* WHAT IS EXPECTED:
Locate all lines in the data below that hold "各類資產年度報酬率" and show them.

Rows from a dataset
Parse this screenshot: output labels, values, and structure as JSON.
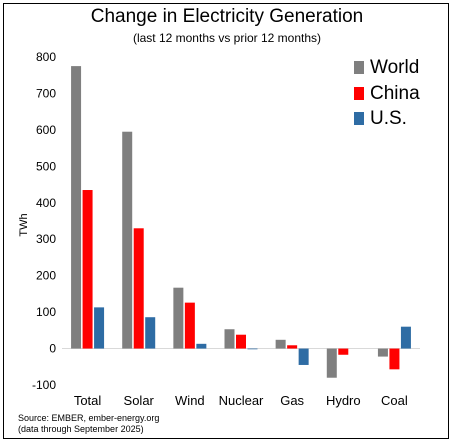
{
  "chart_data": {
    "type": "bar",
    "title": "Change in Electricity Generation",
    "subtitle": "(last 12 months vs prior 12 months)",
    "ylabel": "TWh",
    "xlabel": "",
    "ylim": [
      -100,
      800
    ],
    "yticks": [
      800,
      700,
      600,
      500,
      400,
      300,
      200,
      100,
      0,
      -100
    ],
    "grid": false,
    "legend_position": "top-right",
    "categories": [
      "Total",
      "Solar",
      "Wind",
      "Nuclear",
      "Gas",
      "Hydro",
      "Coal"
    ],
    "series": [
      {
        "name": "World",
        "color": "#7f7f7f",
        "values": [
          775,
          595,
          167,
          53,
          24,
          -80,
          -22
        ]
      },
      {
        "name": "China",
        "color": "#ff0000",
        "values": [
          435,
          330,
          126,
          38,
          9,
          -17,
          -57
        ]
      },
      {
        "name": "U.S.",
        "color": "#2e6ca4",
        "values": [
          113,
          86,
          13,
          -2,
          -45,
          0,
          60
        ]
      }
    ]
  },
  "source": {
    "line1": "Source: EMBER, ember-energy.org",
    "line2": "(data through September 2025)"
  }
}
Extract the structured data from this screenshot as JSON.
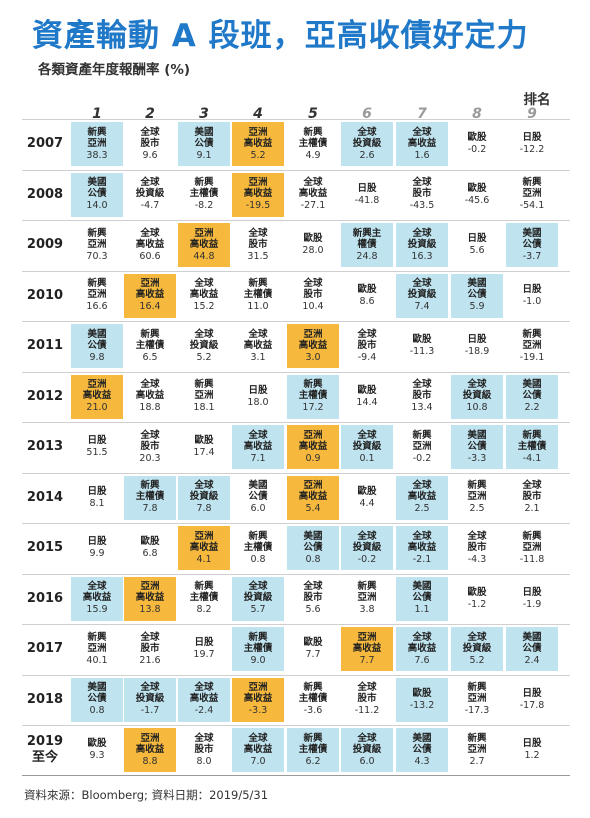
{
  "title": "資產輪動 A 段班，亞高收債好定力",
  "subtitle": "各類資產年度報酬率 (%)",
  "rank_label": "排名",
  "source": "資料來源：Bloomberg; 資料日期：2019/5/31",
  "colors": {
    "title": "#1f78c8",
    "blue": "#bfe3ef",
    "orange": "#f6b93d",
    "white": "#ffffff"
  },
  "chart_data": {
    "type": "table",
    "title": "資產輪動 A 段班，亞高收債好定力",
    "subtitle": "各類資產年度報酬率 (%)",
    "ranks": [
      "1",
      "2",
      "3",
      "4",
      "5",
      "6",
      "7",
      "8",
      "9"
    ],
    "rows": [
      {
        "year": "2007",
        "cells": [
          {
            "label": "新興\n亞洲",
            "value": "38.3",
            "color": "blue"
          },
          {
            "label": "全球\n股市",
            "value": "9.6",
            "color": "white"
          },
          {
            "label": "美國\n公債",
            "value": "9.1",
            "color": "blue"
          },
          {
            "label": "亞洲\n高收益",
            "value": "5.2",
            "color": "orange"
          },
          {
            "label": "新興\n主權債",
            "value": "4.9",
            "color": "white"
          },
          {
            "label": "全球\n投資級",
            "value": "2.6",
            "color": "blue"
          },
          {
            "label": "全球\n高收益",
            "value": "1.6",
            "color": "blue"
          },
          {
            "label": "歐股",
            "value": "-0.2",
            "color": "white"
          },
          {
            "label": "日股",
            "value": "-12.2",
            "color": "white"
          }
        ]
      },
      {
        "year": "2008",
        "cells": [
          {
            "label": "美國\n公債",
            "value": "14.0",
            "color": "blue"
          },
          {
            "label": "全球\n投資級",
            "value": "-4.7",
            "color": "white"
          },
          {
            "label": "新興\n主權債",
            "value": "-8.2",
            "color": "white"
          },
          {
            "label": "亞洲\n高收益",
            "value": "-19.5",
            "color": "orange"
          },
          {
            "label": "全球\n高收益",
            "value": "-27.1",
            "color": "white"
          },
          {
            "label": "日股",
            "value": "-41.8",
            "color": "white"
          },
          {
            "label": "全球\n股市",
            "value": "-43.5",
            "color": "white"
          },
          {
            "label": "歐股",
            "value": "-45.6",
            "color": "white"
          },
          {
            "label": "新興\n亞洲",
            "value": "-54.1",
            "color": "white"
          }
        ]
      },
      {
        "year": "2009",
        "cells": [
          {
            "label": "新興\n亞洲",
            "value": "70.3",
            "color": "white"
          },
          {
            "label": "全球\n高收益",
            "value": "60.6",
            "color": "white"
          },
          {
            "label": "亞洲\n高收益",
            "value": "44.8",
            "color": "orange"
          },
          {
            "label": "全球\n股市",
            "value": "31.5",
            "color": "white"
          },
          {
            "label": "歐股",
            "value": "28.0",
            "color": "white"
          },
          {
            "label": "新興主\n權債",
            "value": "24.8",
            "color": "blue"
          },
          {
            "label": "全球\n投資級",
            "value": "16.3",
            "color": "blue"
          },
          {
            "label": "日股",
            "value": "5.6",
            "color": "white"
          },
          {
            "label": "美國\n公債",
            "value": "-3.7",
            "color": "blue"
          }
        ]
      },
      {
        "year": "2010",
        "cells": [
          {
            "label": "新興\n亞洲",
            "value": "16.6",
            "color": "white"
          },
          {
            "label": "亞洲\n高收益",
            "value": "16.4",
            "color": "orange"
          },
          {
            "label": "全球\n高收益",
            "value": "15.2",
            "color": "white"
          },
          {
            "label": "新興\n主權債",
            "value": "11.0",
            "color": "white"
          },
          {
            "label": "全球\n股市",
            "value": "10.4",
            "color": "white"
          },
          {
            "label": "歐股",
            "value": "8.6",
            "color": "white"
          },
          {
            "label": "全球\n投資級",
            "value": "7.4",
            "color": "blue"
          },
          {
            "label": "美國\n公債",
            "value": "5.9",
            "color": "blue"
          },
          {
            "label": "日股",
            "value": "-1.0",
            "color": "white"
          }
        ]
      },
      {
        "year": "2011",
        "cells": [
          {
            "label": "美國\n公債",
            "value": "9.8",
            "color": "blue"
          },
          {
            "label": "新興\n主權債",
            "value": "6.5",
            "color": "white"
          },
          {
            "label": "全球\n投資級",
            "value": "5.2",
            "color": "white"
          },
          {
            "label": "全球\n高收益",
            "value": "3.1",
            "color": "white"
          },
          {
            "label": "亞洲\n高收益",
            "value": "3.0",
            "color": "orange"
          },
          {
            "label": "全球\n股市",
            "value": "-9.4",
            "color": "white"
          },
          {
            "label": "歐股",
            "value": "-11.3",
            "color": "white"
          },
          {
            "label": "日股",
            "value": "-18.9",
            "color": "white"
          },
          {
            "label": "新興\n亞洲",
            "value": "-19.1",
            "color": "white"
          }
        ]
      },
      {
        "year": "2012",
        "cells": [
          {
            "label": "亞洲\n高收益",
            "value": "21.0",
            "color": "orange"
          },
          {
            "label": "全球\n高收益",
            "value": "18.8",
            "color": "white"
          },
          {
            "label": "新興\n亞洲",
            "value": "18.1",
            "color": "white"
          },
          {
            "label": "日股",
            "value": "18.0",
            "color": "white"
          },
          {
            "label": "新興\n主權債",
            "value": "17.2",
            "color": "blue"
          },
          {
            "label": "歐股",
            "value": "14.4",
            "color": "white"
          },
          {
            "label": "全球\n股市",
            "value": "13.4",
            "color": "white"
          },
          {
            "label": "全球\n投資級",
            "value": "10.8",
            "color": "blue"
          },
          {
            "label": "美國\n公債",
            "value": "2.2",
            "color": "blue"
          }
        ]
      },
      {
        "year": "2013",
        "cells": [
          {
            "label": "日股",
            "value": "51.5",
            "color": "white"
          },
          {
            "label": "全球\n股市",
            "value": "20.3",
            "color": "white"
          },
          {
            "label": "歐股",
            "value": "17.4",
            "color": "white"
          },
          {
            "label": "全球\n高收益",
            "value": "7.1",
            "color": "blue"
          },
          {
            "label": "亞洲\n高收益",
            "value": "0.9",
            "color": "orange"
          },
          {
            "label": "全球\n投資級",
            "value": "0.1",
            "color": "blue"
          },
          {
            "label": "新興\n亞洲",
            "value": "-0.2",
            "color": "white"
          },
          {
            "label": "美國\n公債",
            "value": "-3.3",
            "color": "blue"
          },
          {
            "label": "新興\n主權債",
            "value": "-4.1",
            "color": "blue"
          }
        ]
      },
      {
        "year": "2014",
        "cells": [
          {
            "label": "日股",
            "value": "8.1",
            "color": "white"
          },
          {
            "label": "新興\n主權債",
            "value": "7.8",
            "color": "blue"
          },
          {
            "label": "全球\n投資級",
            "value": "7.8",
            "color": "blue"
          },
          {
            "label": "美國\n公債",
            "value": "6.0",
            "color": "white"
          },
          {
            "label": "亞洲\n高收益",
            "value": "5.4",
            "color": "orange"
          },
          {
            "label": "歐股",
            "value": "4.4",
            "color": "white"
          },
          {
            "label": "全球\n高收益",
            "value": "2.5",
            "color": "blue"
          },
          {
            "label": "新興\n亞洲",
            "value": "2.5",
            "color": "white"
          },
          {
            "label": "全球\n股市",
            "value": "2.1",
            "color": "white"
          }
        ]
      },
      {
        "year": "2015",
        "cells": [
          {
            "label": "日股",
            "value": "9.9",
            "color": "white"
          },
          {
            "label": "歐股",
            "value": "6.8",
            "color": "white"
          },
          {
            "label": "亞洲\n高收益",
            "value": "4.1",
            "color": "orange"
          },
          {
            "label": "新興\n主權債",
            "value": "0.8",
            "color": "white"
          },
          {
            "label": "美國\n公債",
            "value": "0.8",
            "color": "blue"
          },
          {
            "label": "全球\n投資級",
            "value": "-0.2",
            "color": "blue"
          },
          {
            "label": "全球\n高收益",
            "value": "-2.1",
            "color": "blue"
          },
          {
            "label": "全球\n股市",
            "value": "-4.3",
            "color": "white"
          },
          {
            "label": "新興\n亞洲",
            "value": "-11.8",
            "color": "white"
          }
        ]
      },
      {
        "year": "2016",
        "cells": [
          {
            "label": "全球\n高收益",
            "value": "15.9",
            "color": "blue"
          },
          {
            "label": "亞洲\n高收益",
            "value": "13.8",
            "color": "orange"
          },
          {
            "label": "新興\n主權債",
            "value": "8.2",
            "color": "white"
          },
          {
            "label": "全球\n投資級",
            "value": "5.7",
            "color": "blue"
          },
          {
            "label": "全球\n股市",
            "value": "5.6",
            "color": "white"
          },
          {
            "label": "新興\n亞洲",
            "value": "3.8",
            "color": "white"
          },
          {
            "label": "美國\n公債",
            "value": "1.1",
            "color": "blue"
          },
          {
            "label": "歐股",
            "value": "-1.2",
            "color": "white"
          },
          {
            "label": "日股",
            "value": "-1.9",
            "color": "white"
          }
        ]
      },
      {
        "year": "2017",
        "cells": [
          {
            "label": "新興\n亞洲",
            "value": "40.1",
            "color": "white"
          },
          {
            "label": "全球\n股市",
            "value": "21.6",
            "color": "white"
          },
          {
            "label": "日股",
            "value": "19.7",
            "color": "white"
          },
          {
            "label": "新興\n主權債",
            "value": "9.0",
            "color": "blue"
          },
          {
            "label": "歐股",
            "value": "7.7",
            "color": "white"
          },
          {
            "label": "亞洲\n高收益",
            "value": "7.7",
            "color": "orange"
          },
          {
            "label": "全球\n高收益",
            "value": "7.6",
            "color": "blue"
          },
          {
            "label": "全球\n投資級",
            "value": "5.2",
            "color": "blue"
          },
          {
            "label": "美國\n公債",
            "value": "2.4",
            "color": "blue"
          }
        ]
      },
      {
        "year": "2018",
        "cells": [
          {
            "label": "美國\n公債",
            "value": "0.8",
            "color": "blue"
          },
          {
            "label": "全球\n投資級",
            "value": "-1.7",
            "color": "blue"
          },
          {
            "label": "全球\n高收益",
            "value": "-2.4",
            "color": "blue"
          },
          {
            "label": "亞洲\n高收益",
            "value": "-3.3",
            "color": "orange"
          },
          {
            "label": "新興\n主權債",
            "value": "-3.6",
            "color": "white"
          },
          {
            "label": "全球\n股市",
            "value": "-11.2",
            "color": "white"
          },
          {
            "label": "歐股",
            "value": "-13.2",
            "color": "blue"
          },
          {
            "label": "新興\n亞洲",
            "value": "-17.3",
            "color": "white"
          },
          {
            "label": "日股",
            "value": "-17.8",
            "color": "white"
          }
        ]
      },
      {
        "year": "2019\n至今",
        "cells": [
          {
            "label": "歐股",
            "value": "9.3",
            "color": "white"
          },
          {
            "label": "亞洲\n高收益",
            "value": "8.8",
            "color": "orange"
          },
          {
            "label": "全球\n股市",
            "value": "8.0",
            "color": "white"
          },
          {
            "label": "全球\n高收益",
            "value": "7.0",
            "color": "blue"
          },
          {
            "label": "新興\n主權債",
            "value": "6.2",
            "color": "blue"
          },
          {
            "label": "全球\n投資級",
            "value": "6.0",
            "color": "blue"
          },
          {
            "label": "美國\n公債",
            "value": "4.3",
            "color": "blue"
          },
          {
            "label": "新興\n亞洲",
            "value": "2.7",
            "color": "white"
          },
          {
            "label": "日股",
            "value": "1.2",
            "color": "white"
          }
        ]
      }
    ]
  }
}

* COMPLETE RESPONSE:
  "subtitle": "各類資產年度報酬率 (%)",
    "subtitle": "各類資產年度報酬率 (%)",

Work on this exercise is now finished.